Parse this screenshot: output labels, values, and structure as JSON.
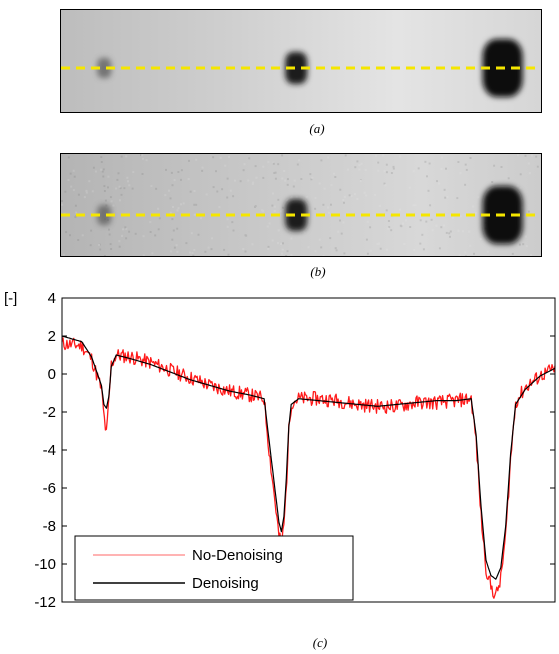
{
  "captions": {
    "a": "(a)",
    "b": "(b)",
    "c": "(c)"
  },
  "images": {
    "a": {
      "name": "radiograph-without-denoising",
      "line_color": "#f5e600",
      "background": "#d4d4d4",
      "spots": [
        {
          "x": 0.09,
          "size": "small"
        },
        {
          "x": 0.49,
          "size": "medium"
        },
        {
          "x": 0.92,
          "size": "large"
        }
      ]
    },
    "b": {
      "name": "radiograph-with-denoising",
      "line_color": "#f5e600",
      "background": "#c6c6c6",
      "spots": [
        {
          "x": 0.09,
          "size": "small"
        },
        {
          "x": 0.49,
          "size": "medium"
        },
        {
          "x": 0.92,
          "size": "large"
        }
      ]
    }
  },
  "chart_data": {
    "type": "line",
    "title": "",
    "xlabel": "",
    "ylabel": "[-]",
    "ylim": [
      -12,
      4
    ],
    "yticks": [
      "4",
      "2",
      "0",
      "-2",
      "-4",
      "-6",
      "-8",
      "-10",
      "-12"
    ],
    "xlim": [
      0,
      100
    ],
    "grid": false,
    "legend_position": "bottom-left",
    "series": [
      {
        "name": "No-Denoising",
        "color": "#ff1a1a",
        "noisy": true,
        "x": [
          0,
          4,
          6,
          8,
          8.5,
          9,
          9.5,
          10,
          11,
          14,
          18,
          22,
          26,
          30,
          34,
          38,
          41,
          42,
          44,
          44.5,
          45,
          45.5,
          46,
          46.5,
          48,
          52,
          56,
          60,
          64,
          68,
          72,
          76,
          80,
          83,
          84,
          85,
          86,
          87,
          88,
          89,
          90,
          91,
          92,
          94,
          97,
          100
        ],
        "y": [
          1.6,
          1.5,
          0.8,
          -0.8,
          -2.2,
          -3.2,
          -1.5,
          0.5,
          1.0,
          0.9,
          0.6,
          0.2,
          -0.2,
          -0.6,
          -0.9,
          -1.1,
          -1.3,
          -4.0,
          -8.5,
          -9.0,
          -8.0,
          -6.0,
          -3.0,
          -1.5,
          -1.3,
          -1.3,
          -1.4,
          -1.6,
          -1.7,
          -1.7,
          -1.5,
          -1.5,
          -1.4,
          -1.3,
          -3.5,
          -7.5,
          -10.2,
          -11.2,
          -11.7,
          -10.8,
          -8.5,
          -4.5,
          -1.5,
          -0.7,
          -0.1,
          0.3
        ]
      },
      {
        "name": "Denoising",
        "color": "#000000",
        "noisy": false,
        "x": [
          0,
          4,
          6,
          8,
          8.5,
          9,
          9.5,
          10,
          11,
          14,
          18,
          22,
          26,
          30,
          34,
          38,
          41,
          42,
          44,
          44.5,
          45,
          45.5,
          46,
          46.5,
          48,
          52,
          56,
          60,
          64,
          68,
          72,
          76,
          80,
          83,
          84,
          85,
          86,
          87,
          88,
          89,
          90,
          91,
          92,
          94,
          97,
          100
        ],
        "y": [
          2.0,
          1.7,
          0.9,
          -0.6,
          -1.6,
          -1.8,
          -1.2,
          0.4,
          1.0,
          0.8,
          0.5,
          0.1,
          -0.3,
          -0.6,
          -0.9,
          -1.1,
          -1.3,
          -3.5,
          -7.8,
          -8.3,
          -7.5,
          -5.5,
          -2.8,
          -1.6,
          -1.3,
          -1.4,
          -1.5,
          -1.6,
          -1.7,
          -1.6,
          -1.5,
          -1.4,
          -1.4,
          -1.3,
          -3.2,
          -7.0,
          -9.8,
          -10.6,
          -10.8,
          -10.2,
          -8.0,
          -4.2,
          -1.6,
          -0.8,
          -0.1,
          0.3
        ]
      }
    ]
  }
}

**Exercise aim:** Copy each line in full and exactly, omitting any picture.

**Final answer:**
Parse this screenshot: output labels, values, and structure as JSON.
{
  "captions": {
    "a": "(a)",
    "b": "(b)",
    "c": "(c)"
  },
  "images": {
    "a": {
      "name": "radiograph-without-denoising",
      "line_color": "#f5e600",
      "background": "#d4d4d4",
      "spots": [
        {
          "x": 0.09,
          "size": "small"
        },
        {
          "x": 0.49,
          "size": "medium"
        },
        {
          "x": 0.92,
          "size": "large"
        }
      ]
    },
    "b": {
      "name": "radiograph-with-denoising",
      "line_color": "#f5e600",
      "background": "#c6c6c6",
      "spots": [
        {
          "x": 0.09,
          "size": "small"
        },
        {
          "x": 0.49,
          "size": "medium"
        },
        {
          "x": 0.92,
          "size": "large"
        }
      ]
    }
  },
  "chart_data": {
    "type": "line",
    "title": "",
    "xlabel": "",
    "ylabel": "[-]",
    "ylim": [
      -12,
      4
    ],
    "yticks": [
      "4",
      "2",
      "0",
      "-2",
      "-4",
      "-6",
      "-8",
      "-10",
      "-12"
    ],
    "xlim": [
      0,
      100
    ],
    "grid": false,
    "legend_position": "bottom-left",
    "series": [
      {
        "name": "No-Denoising",
        "color": "#ff1a1a",
        "noisy": true,
        "x": [
          0,
          4,
          6,
          8,
          8.5,
          9,
          9.5,
          10,
          11,
          14,
          18,
          22,
          26,
          30,
          34,
          38,
          41,
          42,
          44,
          44.5,
          45,
          45.5,
          46,
          46.5,
          48,
          52,
          56,
          60,
          64,
          68,
          72,
          76,
          80,
          83,
          84,
          85,
          86,
          87,
          88,
          89,
          90,
          91,
          92,
          94,
          97,
          100
        ],
        "y": [
          1.6,
          1.5,
          0.8,
          -0.8,
          -2.2,
          -3.2,
          -1.5,
          0.5,
          1.0,
          0.9,
          0.6,
          0.2,
          -0.2,
          -0.6,
          -0.9,
          -1.1,
          -1.3,
          -4.0,
          -8.5,
          -9.0,
          -8.0,
          -6.0,
          -3.0,
          -1.5,
          -1.3,
          -1.3,
          -1.4,
          -1.6,
          -1.7,
          -1.7,
          -1.5,
          -1.5,
          -1.4,
          -1.3,
          -3.5,
          -7.5,
          -10.2,
          -11.2,
          -11.7,
          -10.8,
          -8.5,
          -4.5,
          -1.5,
          -0.7,
          -0.1,
          0.3
        ]
      },
      {
        "name": "Denoising",
        "color": "#000000",
        "noisy": false,
        "x": [
          0,
          4,
          6,
          8,
          8.5,
          9,
          9.5,
          10,
          11,
          14,
          18,
          22,
          26,
          30,
          34,
          38,
          41,
          42,
          44,
          44.5,
          45,
          45.5,
          46,
          46.5,
          48,
          52,
          56,
          60,
          64,
          68,
          72,
          76,
          80,
          83,
          84,
          85,
          86,
          87,
          88,
          89,
          90,
          91,
          92,
          94,
          97,
          100
        ],
        "y": [
          2.0,
          1.7,
          0.9,
          -0.6,
          -1.6,
          -1.8,
          -1.2,
          0.4,
          1.0,
          0.8,
          0.5,
          0.1,
          -0.3,
          -0.6,
          -0.9,
          -1.1,
          -1.3,
          -3.5,
          -7.8,
          -8.3,
          -7.5,
          -5.5,
          -2.8,
          -1.6,
          -1.3,
          -1.4,
          -1.5,
          -1.6,
          -1.7,
          -1.6,
          -1.5,
          -1.4,
          -1.4,
          -1.3,
          -3.2,
          -7.0,
          -9.8,
          -10.6,
          -10.8,
          -10.2,
          -8.0,
          -4.2,
          -1.6,
          -0.8,
          -0.1,
          0.3
        ]
      }
    ]
  }
}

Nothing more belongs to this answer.